◆ **PROBLEM TO WORK ON**
Copy each line of these entries verbatim.

Element boundary entries
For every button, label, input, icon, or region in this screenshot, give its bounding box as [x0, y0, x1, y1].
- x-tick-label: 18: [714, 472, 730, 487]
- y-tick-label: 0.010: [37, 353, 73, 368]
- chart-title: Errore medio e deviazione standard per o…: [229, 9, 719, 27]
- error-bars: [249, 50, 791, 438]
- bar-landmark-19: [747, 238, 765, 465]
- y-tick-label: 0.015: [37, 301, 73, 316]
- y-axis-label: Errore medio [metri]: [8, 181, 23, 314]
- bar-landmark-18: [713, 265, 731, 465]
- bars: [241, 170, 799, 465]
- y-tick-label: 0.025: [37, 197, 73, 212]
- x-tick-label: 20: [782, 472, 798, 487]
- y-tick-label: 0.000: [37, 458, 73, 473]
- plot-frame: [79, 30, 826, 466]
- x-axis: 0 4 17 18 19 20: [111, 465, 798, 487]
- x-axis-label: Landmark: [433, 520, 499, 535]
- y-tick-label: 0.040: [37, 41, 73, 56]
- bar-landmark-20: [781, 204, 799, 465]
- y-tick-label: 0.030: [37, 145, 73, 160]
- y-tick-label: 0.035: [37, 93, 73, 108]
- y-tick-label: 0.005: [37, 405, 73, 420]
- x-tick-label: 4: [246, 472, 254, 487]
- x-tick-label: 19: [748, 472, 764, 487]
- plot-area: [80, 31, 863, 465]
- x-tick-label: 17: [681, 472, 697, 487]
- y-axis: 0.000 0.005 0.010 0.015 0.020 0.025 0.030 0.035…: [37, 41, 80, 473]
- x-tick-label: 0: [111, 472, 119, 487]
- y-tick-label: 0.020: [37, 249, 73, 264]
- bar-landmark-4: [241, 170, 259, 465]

◆ **OUTPUT OF THE TASK**
For every button, label, input, icon, or region in this screenshot, give its bounding box as [x0, y0, x1, y1].
- x-tick-label: 18: [714, 472, 730, 487]
- y-tick-label: 0.010: [37, 353, 73, 368]
- chart-title: Errore medio e deviazione standard per o…: [229, 9, 719, 27]
- error-bars: [249, 50, 791, 438]
- bar-landmark-19: [747, 238, 765, 465]
- y-tick-label: 0.015: [37, 301, 73, 316]
- y-axis-label: Errore medio [metri]: [8, 181, 23, 314]
- bar-landmark-18: [713, 265, 731, 465]
- bars: [241, 170, 799, 465]
- y-tick-label: 0.025: [37, 197, 73, 212]
- x-tick-label: 20: [782, 472, 798, 487]
- y-tick-label: 0.000: [37, 458, 73, 473]
- plot-frame: [79, 30, 826, 466]
- x-axis: 0 4 17 18 19 20: [111, 465, 798, 487]
- x-axis-label: Landmark: [433, 520, 499, 535]
- y-tick-label: 0.040: [37, 41, 73, 56]
- bar-landmark-20: [781, 204, 799, 465]
- y-tick-label: 0.030: [37, 145, 73, 160]
- y-tick-label: 0.035: [37, 93, 73, 108]
- y-tick-label: 0.005: [37, 405, 73, 420]
- x-tick-label: 4: [246, 472, 254, 487]
- x-tick-label: 19: [748, 472, 764, 487]
- plot-area: [80, 31, 863, 465]
- x-tick-label: 17: [681, 472, 697, 487]
- y-axis: 0.000 0.005 0.010 0.015 0.020 0.025 0.030 0.035…: [37, 41, 80, 473]
- x-tick-label: 0: [111, 472, 119, 487]
- y-tick-label: 0.020: [37, 249, 73, 264]
- bar-landmark-4: [241, 170, 259, 465]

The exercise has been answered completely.